◆ **Set task**
Write out every entry exactly as it appears.

--- Start Data section ---

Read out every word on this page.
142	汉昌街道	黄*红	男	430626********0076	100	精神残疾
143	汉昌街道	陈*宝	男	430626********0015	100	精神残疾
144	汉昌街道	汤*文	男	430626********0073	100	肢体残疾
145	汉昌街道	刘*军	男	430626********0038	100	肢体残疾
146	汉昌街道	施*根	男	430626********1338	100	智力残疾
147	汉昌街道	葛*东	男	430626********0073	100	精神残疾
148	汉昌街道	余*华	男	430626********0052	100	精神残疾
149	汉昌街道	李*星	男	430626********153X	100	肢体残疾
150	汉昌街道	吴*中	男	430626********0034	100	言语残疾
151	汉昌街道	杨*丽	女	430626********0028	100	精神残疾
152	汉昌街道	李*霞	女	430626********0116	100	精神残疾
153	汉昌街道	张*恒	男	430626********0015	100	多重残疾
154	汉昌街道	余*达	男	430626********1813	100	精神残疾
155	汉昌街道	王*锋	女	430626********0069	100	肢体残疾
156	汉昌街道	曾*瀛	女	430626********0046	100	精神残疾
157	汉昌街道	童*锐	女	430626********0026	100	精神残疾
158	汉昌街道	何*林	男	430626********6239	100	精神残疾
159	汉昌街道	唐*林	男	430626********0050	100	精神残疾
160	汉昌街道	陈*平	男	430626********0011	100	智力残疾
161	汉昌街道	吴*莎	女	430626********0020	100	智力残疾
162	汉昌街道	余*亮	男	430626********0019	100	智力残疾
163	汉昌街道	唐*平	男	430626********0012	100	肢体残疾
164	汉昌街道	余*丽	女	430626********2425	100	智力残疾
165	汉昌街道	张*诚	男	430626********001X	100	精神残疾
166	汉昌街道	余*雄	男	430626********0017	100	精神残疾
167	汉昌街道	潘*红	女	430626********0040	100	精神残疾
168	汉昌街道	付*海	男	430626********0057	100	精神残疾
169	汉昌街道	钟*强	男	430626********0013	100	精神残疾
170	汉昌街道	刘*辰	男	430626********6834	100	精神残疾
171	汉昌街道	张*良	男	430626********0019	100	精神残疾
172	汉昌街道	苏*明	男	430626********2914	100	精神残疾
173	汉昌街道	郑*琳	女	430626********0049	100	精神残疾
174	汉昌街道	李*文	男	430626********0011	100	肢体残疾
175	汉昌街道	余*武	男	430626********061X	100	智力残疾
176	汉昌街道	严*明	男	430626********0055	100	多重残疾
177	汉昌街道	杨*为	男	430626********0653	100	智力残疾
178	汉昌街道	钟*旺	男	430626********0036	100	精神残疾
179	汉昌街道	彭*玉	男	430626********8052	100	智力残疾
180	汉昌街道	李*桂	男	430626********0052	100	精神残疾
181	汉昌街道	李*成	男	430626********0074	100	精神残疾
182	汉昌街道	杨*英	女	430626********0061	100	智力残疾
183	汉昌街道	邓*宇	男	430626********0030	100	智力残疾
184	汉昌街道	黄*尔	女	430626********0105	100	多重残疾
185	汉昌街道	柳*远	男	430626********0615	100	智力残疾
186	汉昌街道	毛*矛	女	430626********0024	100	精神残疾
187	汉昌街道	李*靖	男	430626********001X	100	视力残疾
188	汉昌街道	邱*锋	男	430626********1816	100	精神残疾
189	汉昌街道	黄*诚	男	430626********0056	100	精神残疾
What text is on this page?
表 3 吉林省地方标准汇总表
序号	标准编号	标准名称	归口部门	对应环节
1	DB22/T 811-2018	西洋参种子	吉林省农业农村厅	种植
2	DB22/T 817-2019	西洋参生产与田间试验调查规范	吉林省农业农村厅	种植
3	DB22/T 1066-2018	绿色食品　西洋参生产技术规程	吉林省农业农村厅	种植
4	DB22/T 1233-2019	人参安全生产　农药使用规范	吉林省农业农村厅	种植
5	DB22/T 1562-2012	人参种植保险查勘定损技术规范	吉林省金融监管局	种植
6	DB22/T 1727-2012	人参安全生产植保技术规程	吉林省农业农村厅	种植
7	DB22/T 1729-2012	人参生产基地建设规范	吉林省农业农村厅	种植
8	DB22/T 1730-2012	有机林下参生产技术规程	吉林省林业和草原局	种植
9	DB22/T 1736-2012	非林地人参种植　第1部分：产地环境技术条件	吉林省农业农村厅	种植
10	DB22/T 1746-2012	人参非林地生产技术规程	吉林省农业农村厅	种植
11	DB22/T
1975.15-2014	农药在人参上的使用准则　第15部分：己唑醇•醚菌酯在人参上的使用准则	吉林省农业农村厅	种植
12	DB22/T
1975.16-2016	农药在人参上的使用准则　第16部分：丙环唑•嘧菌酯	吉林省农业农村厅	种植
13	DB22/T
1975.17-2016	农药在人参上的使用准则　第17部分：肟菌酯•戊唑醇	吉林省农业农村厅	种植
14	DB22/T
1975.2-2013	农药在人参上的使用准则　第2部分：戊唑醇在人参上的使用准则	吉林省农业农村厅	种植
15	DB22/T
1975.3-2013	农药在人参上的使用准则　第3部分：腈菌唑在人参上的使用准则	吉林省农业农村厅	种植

--- End Data section ---

◆ **Task solution**
Read out every word on this page.
142	汉昌街道	黄*红	男	430626********0076	100	精神残疾
143	汉昌街道	陈*宝	男	430626********0015	100	精神残疾
144	汉昌街道	汤*文	男	430626********0073	100	肢体残疾
145	汉昌街道	刘*军	男	430626********0038	100	肢体残疾
146	汉昌街道	施*根	男	430626********1338	100	智力残疾
147	汉昌街道	葛*东	男	430626********0073	100	精神残疾
148	汉昌街道	余*华	男	430626********0052	100	精神残疾
149	汉昌街道	李*星	男	430626********153X	100	肢体残疾
150	汉昌街道	吴*中	男	430626********0034	100	言语残疾
151	汉昌街道	杨*丽	女	430626********0028	100	精神残疾
152	汉昌街道	李*霞	女	430626********0116	100	精神残疾
153	汉昌街道	张*恒	男	430626********0015	100	多重残疾
154	汉昌街道	余*达	男	430626********1813	100	精神残疾
155	汉昌街道	王*锋	女	430626********0069	100	肢体残疾
156	汉昌街道	曾*瀛	女	430626********0046	100	精神残疾
157	汉昌街道	童*锐	女	430626********0026	100	精神残疾
158	汉昌街道	何*林	男	430626********6239	100	精神残疾
159	汉昌街道	唐*林	男	430626********0050	100	精神残疾
160	汉昌街道	陈*平	男	430626********0011	100	智力残疾
161	汉昌街道	吴*莎	女	430626********0020	100	智力残疾
162	汉昌街道	余*亮	男	430626********0019	100	智力残疾
163	汉昌街道	唐*平	男	430626********0012	100	肢体残疾
164	汉昌街道	余*丽	女	430626********2425	100	智力残疾
165	汉昌街道	张*诚	男	430626********001X	100	精神残疾
166	汉昌街道	余*雄	男	430626********0017	100	精神残疾
167	汉昌街道	潘*红	女	430626********0040	100	精神残疾
168	汉昌街道	付*海	男	430626********0057	100	精神残疾
169	汉昌街道	钟*强	男	430626********0013	100	精神残疾
170	汉昌街道	刘*辰	男	430626********6834	100	精神残疾
171	汉昌街道	张*良	男	430626********0019	100	精神残疾
172	汉昌街道	苏*明	男	430626********2914	100	精神残疾
173	汉昌街道	郑*琳	女	430626********0049	100	精神残疾
174	汉昌街道	李*文	男	430626********0011	100	肢体残疾
175	汉昌街道	余*武	男	430626********061X	100	智力残疾
176	汉昌街道	严*明	男	430626********0055	100	多重残疾
177	汉昌街道	杨*为	男	430626********0653	100	智力残疾
178	汉昌街道	钟*旺	男	430626********0036	100	精神残疾
179	汉昌街道	彭*玉	男	430626********8052	100	智力残疾
180	汉昌街道	李*桂	男	430626********0052	100	精神残疾
181	汉昌街道	李*成	男	430626********0074	100	精神残疾
182	汉昌街道	杨*英	女	430626********0061	100	智力残疾
183	汉昌街道	邓*宇	男	430626********0030	100	智力残疾
184	汉昌街道	黄*尔	女	430626********0105	100	多重残疾
185	汉昌街道	柳*远	男	430626********0615	100	智力残疾
186	汉昌街道	毛*矛	女	430626********0024	100	精神残疾
187	汉昌街道	李*靖	男	430626********001X	100	视力残疾
188	汉昌街道	邱*锋	男	430626********1816	100	精神残疾
189	汉昌街道	黄*诚	男	430626********0056	100	精神残疾
What text is on this page?
表 3 吉林省地方标准汇总表
序号	标准编号	标准名称	归口部门	对应环节
1	DB22/T 811-2018	西洋参种子	吉林省农业农村厅	种植
2	DB22/T 817-2019	西洋参生产与田间试验调查规范	吉林省农业农村厅	种植
3	DB22/T 1066-2018	绿色食品　西洋参生产技术规程	吉林省农业农村厅	种植
4	DB22/T 1233-2019	人参安全生产　农药使用规范	吉林省农业农村厅	种植
5	DB22/T 1562-2012	人参种植保险查勘定损技术规范	吉林省金融监管局	种植
6	DB22/T 1727-2012	人参安全生产植保技术规程	吉林省农业农村厅	种植
7	DB22/T 1729-2012	人参生产基地建设规范	吉林省农业农村厅	种植
8	DB22/T 1730-2012	有机林下参生产技术规程	吉林省林业和草原局	种植
9	DB22/T 1736-2012	非林地人参种植　第1部分：产地环境技术条件	吉林省农业农村厅	种植
10	DB22/T 1746-2012	人参非林地生产技术规程	吉林省农业农村厅	种植
11	DB22/T
1975.15-2014	农药在人参上的使用准则　第15部分：己唑醇•醚菌酯在人参上的使用准则	吉林省农业农村厅	种植
12	DB22/T
1975.16-2016	农药在人参上的使用准则　第16部分：丙环唑•嘧菌酯	吉林省农业农村厅	种植
13	DB22/T
1975.17-2016	农药在人参上的使用准则　第17部分：肟菌酯•戊唑醇	吉林省农业农村厅	种植
14	DB22/T
1975.2-2013	农药在人参上的使用准则　第2部分：戊唑醇在人参上的使用准则	吉林省农业农村厅	种植
15	DB22/T
1975.3-2013	农药在人参上的使用准则　第3部分：腈菌唑在人参上的使用准则	吉林省农业农村厅	种植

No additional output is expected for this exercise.